_Objective_
Quote the rows word for word, starting at the very first line and ending after the line that contains "legend-label: 千禧一代 — [611, 123, 660, 138]". Include that line.

[Start Data provided]

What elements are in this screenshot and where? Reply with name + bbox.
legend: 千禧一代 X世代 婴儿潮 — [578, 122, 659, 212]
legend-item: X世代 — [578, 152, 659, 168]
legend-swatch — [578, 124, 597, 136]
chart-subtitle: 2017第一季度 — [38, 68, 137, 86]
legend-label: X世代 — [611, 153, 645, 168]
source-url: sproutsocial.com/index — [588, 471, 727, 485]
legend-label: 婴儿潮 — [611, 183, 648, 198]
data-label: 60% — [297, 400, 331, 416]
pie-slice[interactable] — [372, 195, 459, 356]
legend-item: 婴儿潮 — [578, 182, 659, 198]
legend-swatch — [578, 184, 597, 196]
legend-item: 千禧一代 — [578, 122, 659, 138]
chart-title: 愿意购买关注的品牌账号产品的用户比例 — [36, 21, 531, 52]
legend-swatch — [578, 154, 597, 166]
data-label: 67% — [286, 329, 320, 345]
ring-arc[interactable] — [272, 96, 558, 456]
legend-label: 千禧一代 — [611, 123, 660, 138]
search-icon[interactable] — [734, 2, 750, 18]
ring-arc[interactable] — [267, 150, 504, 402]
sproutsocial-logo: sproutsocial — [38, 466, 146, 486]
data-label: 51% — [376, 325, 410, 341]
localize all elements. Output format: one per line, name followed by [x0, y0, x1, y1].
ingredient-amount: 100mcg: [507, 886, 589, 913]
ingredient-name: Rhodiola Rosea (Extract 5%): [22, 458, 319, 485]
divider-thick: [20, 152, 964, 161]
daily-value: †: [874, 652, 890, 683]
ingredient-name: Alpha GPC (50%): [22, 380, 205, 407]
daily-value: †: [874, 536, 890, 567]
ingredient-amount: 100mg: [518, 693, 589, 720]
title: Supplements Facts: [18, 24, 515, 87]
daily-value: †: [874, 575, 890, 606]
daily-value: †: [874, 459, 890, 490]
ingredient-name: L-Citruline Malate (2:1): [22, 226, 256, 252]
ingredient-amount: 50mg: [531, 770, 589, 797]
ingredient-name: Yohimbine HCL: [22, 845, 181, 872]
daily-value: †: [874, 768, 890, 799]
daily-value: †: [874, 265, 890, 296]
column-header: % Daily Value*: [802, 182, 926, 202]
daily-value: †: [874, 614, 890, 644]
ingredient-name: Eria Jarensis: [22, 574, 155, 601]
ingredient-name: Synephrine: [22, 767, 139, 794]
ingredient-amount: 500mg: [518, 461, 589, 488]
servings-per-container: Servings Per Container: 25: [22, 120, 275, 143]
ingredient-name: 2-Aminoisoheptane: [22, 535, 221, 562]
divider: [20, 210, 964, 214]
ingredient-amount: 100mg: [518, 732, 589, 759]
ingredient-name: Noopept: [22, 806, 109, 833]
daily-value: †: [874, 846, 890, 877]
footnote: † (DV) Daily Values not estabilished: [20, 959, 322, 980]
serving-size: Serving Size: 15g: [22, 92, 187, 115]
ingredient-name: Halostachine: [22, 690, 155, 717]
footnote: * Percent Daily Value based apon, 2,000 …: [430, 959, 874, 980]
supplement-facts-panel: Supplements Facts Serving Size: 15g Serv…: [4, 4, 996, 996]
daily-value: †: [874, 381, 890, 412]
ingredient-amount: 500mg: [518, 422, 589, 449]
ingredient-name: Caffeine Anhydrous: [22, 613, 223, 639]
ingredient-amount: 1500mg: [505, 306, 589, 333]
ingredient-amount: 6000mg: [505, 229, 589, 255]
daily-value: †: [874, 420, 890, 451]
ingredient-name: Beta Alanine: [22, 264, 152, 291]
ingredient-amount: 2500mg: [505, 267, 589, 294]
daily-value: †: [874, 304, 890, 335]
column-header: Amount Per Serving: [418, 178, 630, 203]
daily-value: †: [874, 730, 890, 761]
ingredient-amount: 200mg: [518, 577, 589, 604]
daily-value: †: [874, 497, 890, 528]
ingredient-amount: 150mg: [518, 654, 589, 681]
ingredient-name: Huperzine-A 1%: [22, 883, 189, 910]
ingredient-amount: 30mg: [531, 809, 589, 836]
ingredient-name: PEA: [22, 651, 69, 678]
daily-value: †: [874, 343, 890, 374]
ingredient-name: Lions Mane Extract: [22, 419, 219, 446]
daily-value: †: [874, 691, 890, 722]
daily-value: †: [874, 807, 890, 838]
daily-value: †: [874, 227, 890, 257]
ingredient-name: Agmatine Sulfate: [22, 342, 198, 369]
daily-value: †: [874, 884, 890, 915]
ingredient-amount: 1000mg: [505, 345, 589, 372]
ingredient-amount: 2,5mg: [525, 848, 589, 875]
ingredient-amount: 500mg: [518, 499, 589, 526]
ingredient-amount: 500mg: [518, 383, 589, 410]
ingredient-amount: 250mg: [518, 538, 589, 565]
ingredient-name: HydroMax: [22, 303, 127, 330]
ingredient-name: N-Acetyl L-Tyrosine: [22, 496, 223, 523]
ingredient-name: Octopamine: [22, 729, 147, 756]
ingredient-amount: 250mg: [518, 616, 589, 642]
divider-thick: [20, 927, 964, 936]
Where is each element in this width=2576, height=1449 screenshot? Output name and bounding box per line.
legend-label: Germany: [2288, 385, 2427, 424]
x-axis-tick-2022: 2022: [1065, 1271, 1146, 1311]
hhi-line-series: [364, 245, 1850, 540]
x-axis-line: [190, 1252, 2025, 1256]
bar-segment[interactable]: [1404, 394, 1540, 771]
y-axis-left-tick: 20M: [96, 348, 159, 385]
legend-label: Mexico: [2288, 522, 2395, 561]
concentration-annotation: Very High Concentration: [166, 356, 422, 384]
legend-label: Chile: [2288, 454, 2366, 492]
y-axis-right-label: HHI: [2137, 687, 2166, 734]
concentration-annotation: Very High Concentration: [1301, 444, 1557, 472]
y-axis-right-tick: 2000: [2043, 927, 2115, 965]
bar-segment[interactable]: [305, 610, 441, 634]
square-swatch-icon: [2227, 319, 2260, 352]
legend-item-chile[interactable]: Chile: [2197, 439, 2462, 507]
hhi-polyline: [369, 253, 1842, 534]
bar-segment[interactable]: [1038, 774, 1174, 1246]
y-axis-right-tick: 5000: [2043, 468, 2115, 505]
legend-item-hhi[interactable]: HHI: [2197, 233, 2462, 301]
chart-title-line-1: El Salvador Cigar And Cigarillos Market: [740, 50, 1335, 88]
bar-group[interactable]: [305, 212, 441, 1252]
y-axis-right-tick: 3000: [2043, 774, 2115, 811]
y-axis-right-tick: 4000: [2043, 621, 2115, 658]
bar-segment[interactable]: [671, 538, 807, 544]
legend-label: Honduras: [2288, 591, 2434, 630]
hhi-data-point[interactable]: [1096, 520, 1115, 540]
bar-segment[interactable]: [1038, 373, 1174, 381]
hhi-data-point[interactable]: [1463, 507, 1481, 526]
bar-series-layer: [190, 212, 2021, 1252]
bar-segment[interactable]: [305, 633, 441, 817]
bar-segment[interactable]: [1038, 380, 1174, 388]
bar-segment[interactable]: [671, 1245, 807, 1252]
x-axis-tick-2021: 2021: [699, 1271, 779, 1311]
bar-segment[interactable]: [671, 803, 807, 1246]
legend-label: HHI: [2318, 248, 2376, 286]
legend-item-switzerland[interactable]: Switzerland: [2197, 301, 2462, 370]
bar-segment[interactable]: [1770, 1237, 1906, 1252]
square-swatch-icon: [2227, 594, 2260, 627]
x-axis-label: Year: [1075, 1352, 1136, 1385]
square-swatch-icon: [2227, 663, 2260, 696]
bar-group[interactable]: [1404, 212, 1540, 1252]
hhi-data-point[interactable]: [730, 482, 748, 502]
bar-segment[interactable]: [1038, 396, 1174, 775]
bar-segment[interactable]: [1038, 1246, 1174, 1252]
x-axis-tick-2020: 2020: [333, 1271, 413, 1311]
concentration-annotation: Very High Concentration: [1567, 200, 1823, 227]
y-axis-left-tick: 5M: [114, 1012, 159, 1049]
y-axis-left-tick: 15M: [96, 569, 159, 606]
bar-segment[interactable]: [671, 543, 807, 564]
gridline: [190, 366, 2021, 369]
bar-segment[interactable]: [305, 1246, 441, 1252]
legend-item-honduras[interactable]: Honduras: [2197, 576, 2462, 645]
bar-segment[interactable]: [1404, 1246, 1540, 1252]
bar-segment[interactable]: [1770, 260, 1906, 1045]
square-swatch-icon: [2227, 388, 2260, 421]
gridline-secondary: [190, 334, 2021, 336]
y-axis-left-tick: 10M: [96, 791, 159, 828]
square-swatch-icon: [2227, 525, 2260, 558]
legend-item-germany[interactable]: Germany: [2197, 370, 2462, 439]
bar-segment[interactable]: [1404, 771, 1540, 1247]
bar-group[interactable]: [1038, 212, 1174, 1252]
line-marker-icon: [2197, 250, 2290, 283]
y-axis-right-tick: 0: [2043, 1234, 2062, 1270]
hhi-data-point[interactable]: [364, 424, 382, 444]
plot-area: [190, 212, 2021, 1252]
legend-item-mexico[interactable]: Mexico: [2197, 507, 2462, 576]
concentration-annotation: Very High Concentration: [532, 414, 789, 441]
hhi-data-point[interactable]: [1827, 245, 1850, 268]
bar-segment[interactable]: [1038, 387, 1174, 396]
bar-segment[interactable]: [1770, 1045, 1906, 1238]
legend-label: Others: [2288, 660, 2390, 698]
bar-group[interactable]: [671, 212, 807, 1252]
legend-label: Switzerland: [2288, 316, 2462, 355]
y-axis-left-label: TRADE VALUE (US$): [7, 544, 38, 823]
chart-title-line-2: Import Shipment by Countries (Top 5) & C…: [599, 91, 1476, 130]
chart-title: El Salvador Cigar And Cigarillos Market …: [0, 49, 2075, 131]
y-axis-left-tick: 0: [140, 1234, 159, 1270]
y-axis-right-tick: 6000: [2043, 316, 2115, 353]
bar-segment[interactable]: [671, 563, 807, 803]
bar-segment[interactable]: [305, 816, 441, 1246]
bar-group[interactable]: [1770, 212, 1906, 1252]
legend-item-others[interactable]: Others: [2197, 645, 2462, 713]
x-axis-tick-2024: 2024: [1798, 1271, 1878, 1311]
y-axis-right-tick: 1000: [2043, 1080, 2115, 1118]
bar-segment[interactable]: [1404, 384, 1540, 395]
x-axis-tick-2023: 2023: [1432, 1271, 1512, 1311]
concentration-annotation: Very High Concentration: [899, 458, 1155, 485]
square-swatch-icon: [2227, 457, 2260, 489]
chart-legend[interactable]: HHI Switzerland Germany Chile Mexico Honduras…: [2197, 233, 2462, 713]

[End Data provided]

_Output below_
What elements are in this screenshot and where? Reply with name + bbox.
legend: 千禧一代 X世代 婴儿潮 — [578, 122, 659, 212]
legend-item: X世代 — [578, 152, 659, 168]
legend-swatch — [578, 124, 597, 136]
chart-subtitle: 2017第一季度 — [38, 68, 137, 86]
legend-label: X世代 — [611, 153, 645, 168]
source-url: sproutsocial.com/index — [588, 471, 727, 485]
legend-label: 婴儿潮 — [611, 183, 648, 198]
data-label: 60% — [297, 400, 331, 416]
pie-slice[interactable] — [372, 195, 459, 356]
legend-item: 婴儿潮 — [578, 182, 659, 198]
legend-swatch — [578, 184, 597, 196]
legend-item: 千禧一代 — [578, 122, 659, 138]
chart-title: 愿意购买关注的品牌账号产品的用户比例 — [36, 21, 531, 52]
legend-swatch — [578, 154, 597, 166]
data-label: 67% — [286, 329, 320, 345]
ring-arc[interactable] — [272, 96, 558, 456]
legend-label: 千禧一代 — [611, 123, 660, 138]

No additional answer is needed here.